>> BEGIN Dataset excerpts
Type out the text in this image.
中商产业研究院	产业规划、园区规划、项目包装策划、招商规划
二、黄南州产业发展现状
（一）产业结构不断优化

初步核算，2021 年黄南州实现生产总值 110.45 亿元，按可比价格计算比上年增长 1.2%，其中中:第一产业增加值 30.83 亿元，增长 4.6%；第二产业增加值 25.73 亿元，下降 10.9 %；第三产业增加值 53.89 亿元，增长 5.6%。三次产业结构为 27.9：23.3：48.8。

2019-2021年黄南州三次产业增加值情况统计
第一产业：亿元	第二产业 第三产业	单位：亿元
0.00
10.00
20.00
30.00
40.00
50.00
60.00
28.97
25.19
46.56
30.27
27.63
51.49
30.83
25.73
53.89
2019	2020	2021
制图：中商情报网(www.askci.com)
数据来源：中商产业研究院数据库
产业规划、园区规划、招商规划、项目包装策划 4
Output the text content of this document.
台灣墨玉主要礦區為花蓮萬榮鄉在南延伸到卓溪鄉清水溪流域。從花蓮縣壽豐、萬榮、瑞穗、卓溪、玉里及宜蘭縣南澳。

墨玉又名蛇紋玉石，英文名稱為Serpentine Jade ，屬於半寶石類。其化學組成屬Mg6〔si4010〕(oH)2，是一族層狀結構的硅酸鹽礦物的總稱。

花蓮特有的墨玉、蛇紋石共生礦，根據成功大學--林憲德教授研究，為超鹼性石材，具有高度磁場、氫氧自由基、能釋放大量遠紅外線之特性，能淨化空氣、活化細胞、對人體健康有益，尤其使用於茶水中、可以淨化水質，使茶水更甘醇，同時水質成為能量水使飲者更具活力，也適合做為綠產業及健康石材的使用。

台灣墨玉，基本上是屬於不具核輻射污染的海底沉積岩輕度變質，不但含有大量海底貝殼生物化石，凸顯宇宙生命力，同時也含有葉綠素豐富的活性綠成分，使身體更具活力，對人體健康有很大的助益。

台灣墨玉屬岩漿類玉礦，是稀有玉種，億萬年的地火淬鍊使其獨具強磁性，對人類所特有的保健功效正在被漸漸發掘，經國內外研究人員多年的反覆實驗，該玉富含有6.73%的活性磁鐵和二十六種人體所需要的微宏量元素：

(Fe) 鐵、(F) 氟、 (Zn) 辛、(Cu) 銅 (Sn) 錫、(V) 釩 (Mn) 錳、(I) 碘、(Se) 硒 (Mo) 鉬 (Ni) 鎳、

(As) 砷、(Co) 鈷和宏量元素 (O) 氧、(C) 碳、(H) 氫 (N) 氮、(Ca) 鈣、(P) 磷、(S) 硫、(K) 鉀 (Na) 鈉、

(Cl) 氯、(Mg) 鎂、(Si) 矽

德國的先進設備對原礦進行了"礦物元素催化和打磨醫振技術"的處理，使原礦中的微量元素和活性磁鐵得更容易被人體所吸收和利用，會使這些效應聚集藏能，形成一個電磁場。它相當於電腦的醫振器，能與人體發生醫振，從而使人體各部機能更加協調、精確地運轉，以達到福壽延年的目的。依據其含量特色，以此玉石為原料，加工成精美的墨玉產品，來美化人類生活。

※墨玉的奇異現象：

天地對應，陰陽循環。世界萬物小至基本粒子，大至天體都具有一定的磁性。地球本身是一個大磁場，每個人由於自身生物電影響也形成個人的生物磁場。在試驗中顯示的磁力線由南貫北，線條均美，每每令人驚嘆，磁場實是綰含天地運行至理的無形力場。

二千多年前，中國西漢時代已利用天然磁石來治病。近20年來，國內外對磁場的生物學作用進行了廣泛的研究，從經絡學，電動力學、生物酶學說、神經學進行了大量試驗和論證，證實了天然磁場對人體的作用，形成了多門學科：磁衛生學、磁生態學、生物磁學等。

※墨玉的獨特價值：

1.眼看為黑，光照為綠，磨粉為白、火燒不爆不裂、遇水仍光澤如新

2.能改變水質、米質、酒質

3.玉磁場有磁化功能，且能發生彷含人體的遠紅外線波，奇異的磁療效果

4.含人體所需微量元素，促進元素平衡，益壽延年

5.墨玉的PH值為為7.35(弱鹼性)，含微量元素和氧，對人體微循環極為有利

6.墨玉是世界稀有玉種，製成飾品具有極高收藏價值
>> END Dataset excerpts
Stated task: Each line that holds the word "产业规划" should be extracted from the records.

Answer to the problem:
中商产业研究院	产业规划、园区规划、项目包装策划、招商规划
产业规划、园区规划、招商规划、项目包装策划 4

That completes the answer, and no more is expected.